[Consignes] D'après l'extrait, qui est le rapporteur général de la commission des finances, et à quel parti appartient-il ?

[Extrait cité]
◇ ◇ ◇ ◇ ◇
O. Nahum : Parce qu'il y a l'absentéisme parlementaire, ce genre de chose...
R.- L'absentéisme parlementaire, je le dénonce quand je me prends sur la tête un quorum fait par J.-M. Ayrault. Très bien, mais c'est un coup politique ça !
O. Nahum : Vous avez dit que c'était une opération (inaud.)...
R.- Mais oui, parce qu'en vérité, par exemple hier matin même, en réalité, alors que dans l'hémicycle il y avait, c'est vrai, pas beaucoup de députés qui faisaient le boulot, mais parce que c'était très spécialisé, dès qu'il y a eu alarme, tocsin et tout, on a vu arriver 200 députés qui étaient dans la maison ! Il y avait quatre commissions qui se réunissaient, il y avait des groupes d'amitié qui se réunissaient. Le métier de député comme celui de sénateur, ce n'est pas uniquement d'être assis dans l'hémicycle. Il y a beaucoup de travail en commission, malheureusement très peu médiatisé, mais c'est comme ça. Je crois qu'il faut qu'on revienne à un travail plus organisé, peut-être effectivement, Jean-François a raison, qu'on sanctuarise le travail des commissions. Mais je reconnais que cela veut dire qu'il faut qu'on se dise que dorénavant, les textes de loi iront en commission, que ce sera peut-être le texte de la commission qui arrivera dans l'hémicycle pour qu'il y ait moins d'amendement et qu'on travaille mieux.
D. Jeambar : Pour rester un instant sur ces commissions, le fait un peu oublié maintenant que la commission des finances soit présidée par un socialiste, est-ce que cela a changé beaucoup de choses dans le travail parlementaire ? L'esprit, je veux dire, l'atmosphère ?
R.- Dans le travail, non ; dans l'esprit, forcément un peu parce que le président de la République en disant, "je veux revaloriser le travail parlementaire, je veux que l'opposition ait de vrais pouvoirs", et en disant que c'est souhaitable que la présidence de la commission des finances de l'Assemble revienne à un socialiste, évidemment, D. Migaud est un homme - je le dis franchement, ce n'est pas de l'ouverture et personne, en tout cas pas à ma connaissance, ne lui a proposé de poste...
O. Nahum : Il ne va pas rentrer au Gouvernement demain ! E. Le Boucher : P. Devedjian ne va pas vous admonester...
R.- Je ne sais pas, oh, vous savez... Mais non, ce n'est pas à ce niveau-là, on peut se parler.
O. Nahum : Donc, vous vouliez dire du bien de D. Migaud...
R.- Non mais, D. Migaud, il est socialiste, il défend ses convictions, dans les votes à l'Assemblée, évidemment, il vote contre nous, bon, très bien - enfin, "très bien", je préférerais qu'il vote pour nous, mais bon...
O. Nahum : C'était une formule...
R.- C'était une formule. Il n'empêche qu'il est, à mon sens, avec le rapporteur général G. Carrez qui lui est UMP, il est l'une des chevilles ouvrières de la commission des finances. C'est quelqu'un d'honnête, qui fait vraiment les rapports et le boulot en ne travestissant pas les choses. Et je trouve que c'est vrai que c'est un pas colossal de se dire la présidence de la commission des finances, qui est quand même essentielle, est à l'opposition. Cela prouve qu'on peut le faire et cela prouve qu'après la réforme institutionnelle, il faudra faire d'autres gestes envers l'opposition. Je préfère, sincèrement, une opposition plus associée au travail parlementaire, mieux associée au travail parlementaire, qu'une opposition qui en soit réduite à faire des coups sur le quorum, franchement.
◇ ◇ ◇ ◇ ◇
[Entrées de données]
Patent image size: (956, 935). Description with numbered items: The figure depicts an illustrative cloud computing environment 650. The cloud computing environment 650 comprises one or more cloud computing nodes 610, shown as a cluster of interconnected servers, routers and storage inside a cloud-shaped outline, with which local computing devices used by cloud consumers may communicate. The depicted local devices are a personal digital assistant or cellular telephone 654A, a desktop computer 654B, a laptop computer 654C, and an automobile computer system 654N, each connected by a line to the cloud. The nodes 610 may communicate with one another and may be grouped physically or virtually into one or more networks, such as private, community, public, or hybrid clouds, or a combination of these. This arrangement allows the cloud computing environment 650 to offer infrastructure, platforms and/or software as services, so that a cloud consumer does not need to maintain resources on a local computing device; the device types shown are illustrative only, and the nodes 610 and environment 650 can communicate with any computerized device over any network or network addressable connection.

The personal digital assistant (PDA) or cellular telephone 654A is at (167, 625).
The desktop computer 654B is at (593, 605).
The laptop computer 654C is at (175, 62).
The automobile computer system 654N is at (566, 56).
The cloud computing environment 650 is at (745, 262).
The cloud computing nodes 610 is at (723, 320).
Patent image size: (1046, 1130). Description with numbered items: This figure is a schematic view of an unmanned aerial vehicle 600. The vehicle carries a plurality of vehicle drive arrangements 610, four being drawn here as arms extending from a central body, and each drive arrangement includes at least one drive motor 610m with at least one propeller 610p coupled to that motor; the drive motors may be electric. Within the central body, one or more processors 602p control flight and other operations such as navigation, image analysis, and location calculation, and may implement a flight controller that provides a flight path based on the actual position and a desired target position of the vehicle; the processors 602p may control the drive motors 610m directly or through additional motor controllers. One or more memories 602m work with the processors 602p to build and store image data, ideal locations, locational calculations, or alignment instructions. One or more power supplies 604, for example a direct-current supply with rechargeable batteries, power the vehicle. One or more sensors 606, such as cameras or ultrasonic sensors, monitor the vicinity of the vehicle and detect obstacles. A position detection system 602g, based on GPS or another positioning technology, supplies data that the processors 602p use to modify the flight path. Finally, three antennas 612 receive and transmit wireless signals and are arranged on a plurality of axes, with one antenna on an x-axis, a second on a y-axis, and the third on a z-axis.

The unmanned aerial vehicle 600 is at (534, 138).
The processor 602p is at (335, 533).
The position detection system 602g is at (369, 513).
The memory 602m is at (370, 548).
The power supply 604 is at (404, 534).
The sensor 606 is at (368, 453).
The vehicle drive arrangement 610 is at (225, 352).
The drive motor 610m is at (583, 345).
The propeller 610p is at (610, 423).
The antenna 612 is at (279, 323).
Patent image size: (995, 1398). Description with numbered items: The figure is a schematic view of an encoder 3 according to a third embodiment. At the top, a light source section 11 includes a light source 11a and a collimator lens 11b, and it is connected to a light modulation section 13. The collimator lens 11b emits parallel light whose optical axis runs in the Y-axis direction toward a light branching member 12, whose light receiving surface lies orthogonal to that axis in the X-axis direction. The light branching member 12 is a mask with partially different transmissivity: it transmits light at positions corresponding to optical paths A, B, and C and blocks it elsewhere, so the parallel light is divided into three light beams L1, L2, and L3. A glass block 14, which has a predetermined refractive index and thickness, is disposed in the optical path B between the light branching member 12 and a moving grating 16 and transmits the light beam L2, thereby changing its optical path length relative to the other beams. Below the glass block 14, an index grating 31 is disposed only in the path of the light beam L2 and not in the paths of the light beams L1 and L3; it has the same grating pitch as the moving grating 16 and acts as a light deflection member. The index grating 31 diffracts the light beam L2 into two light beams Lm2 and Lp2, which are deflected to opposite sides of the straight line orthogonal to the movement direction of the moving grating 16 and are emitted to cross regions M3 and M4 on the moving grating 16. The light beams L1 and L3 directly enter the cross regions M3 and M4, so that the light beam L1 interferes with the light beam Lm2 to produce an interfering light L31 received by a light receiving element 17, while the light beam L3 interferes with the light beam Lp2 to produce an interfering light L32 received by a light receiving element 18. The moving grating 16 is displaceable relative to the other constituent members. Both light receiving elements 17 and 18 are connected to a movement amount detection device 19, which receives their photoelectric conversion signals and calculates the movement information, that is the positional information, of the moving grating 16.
◇ ◇ ◇ ◇ ◇
[Résultat obtenu] G. Carrez, qui est UMP.